Repeat the material exactly as it appears.

Listing:
========================

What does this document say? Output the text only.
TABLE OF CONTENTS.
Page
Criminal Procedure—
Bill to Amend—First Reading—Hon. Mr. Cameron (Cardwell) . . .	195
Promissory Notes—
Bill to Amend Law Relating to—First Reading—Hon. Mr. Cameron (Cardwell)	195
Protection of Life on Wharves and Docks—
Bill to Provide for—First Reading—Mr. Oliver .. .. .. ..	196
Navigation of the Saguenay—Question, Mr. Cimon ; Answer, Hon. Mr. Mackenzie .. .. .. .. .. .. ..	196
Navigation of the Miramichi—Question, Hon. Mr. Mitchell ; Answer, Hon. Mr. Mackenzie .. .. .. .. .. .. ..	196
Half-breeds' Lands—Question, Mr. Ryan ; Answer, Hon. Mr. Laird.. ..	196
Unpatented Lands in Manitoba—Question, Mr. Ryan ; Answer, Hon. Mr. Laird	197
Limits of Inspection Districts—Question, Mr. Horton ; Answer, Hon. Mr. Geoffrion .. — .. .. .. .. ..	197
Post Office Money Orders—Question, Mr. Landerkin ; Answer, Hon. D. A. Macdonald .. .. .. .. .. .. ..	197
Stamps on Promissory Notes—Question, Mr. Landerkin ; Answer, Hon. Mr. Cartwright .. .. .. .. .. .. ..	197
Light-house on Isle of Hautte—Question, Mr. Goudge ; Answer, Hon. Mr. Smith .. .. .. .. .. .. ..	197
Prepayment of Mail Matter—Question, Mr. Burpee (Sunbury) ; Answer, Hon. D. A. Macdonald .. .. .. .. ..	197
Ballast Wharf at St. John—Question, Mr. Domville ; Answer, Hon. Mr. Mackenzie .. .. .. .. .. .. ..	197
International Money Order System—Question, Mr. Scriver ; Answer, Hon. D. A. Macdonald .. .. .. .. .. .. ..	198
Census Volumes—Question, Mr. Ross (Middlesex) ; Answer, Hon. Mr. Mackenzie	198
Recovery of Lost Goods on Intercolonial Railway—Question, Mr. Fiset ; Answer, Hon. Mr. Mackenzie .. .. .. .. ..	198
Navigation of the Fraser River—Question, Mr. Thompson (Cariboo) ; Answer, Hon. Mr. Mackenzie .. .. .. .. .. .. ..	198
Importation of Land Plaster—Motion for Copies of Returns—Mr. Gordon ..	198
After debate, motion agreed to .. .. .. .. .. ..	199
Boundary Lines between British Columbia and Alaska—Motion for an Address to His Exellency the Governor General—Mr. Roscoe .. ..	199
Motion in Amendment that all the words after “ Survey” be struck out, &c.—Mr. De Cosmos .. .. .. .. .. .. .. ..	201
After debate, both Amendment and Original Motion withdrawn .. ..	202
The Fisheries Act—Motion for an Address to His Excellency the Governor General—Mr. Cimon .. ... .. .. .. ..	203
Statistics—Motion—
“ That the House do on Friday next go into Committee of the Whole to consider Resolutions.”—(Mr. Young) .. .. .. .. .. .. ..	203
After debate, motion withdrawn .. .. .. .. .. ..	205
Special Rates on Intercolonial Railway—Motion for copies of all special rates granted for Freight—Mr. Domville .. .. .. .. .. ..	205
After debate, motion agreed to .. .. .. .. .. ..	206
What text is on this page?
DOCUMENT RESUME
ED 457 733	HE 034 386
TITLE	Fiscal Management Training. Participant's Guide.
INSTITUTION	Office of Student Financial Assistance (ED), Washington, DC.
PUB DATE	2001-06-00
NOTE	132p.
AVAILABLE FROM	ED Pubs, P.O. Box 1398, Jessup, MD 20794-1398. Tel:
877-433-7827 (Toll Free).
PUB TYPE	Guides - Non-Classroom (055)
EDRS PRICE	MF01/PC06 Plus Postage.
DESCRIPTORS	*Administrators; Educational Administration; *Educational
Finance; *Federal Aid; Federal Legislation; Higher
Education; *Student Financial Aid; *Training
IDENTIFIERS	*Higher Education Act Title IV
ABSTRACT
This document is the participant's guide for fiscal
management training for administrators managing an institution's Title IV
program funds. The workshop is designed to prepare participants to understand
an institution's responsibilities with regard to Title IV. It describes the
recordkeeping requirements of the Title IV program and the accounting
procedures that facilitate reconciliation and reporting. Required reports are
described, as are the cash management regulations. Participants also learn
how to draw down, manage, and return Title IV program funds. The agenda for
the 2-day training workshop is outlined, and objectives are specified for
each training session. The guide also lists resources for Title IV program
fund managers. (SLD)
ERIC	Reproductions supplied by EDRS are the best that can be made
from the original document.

========================

Final result:
What does this document say? Output the text only.
TABLE OF CONTENTS.
Page
Criminal Procedure—
Bill to Amend—First Reading—Hon. Mr. Cameron (Cardwell) . . .	195
Promissory Notes—
Bill to Amend Law Relating to—First Reading—Hon. Mr. Cameron (Cardwell)	195
Protection of Life on Wharves and Docks—
Bill to Provide for—First Reading—Mr. Oliver .. .. .. ..	196
Navigation of the Saguenay—Question, Mr. Cimon ; Answer, Hon. Mr. Mackenzie .. .. .. .. .. .. ..	196
Navigation of the Miramichi—Question, Hon. Mr. Mitchell ; Answer, Hon. Mr. Mackenzie .. .. .. .. .. .. ..	196
Half-breeds' Lands—Question, Mr. Ryan ; Answer, Hon. Mr. Laird.. ..	196
Unpatented Lands in Manitoba—Question, Mr. Ryan ; Answer, Hon. Mr. Laird	197
Limits of Inspection Districts—Question, Mr. Horton ; Answer, Hon. Mr. Geoffrion .. — .. .. .. .. ..	197
Post Office Money Orders—Question, Mr. Landerkin ; Answer, Hon. D. A. Macdonald .. .. .. .. .. .. ..	197
Stamps on Promissory Notes—Question, Mr. Landerkin ; Answer, Hon. Mr. Cartwright .. .. .. .. .. .. ..	197
Light-house on Isle of Hautte—Question, Mr. Goudge ; Answer, Hon. Mr. Smith .. .. .. .. .. .. ..	197
Prepayment of Mail Matter—Question, Mr. Burpee (Sunbury) ; Answer, Hon. D. A. Macdonald .. .. .. .. ..	197
Ballast Wharf at St. John—Question, Mr. Domville ; Answer, Hon. Mr. Mackenzie .. .. .. .. .. .. ..	197
International Money Order System—Question, Mr. Scriver ; Answer, Hon. D. A. Macdonald .. .. .. .. .. .. ..	198
Census Volumes—Question, Mr. Ross (Middlesex) ; Answer, Hon. Mr. Mackenzie	198
Recovery of Lost Goods on Intercolonial Railway—Question, Mr. Fiset ; Answer, Hon. Mr. Mackenzie .. .. .. .. ..	198
Navigation of the Fraser River—Question, Mr. Thompson (Cariboo) ; Answer, Hon. Mr. Mackenzie .. .. .. .. .. .. ..	198
Importation of Land Plaster—Motion for Copies of Returns—Mr. Gordon ..	198
After debate, motion agreed to .. .. .. .. .. ..	199
Boundary Lines between British Columbia and Alaska—Motion for an Address to His Exellency the Governor General—Mr. Roscoe .. ..	199
Motion in Amendment that all the words after “ Survey” be struck out, &c.—Mr. De Cosmos .. .. .. .. .. .. .. ..	201
After debate, both Amendment and Original Motion withdrawn .. ..	202
The Fisheries Act—Motion for an Address to His Excellency the Governor General—Mr. Cimon .. ... .. .. .. ..	203
Statistics—Motion—
“ That the House do on Friday next go into Committee of the Whole to consider Resolutions.”—(Mr. Young) .. .. .. .. .. .. ..	203
After debate, motion withdrawn .. .. .. .. .. ..	205
Special Rates on Intercolonial Railway—Motion for copies of all special rates granted for Freight—Mr. Domville .. .. .. .. .. ..	205
After debate, motion agreed to .. .. .. .. .. ..	206
What text is on this page?
DOCUMENT RESUME
ED 457 733	HE 034 386
TITLE	Fiscal Management Training. Participant's Guide.
INSTITUTION	Office of Student Financial Assistance (ED), Washington, DC.
PUB DATE	2001-06-00
NOTE	132p.
AVAILABLE FROM	ED Pubs, P.O. Box 1398, Jessup, MD 20794-1398. Tel:
877-433-7827 (Toll Free).
PUB TYPE	Guides - Non-Classroom (055)
EDRS PRICE	MF01/PC06 Plus Postage.
DESCRIPTORS	*Administrators; Educational Administration; *Educational
Finance; *Federal Aid; Federal Legislation; Higher
Education; *Student Financial Aid; *Training
IDENTIFIERS	*Higher Education Act Title IV
ABSTRACT
This document is the participant's guide for fiscal
management training for administrators managing an institution's Title IV
program funds. The workshop is designed to prepare participants to understand
an institution's responsibilities with regard to Title IV. It describes the
recordkeeping requirements of the Title IV program and the accounting
procedures that facilitate reconciliation and reporting. Required reports are
described, as are the cash management regulations. Participants also learn
how to draw down, manage, and return Title IV program funds. The agenda for
the 2-day training workshop is outlined, and objectives are specified for
each training session. The guide also lists resources for Title IV program
fund managers. (SLD)
ERIC	Reproductions supplied by EDRS are the best that can be made
from the original document.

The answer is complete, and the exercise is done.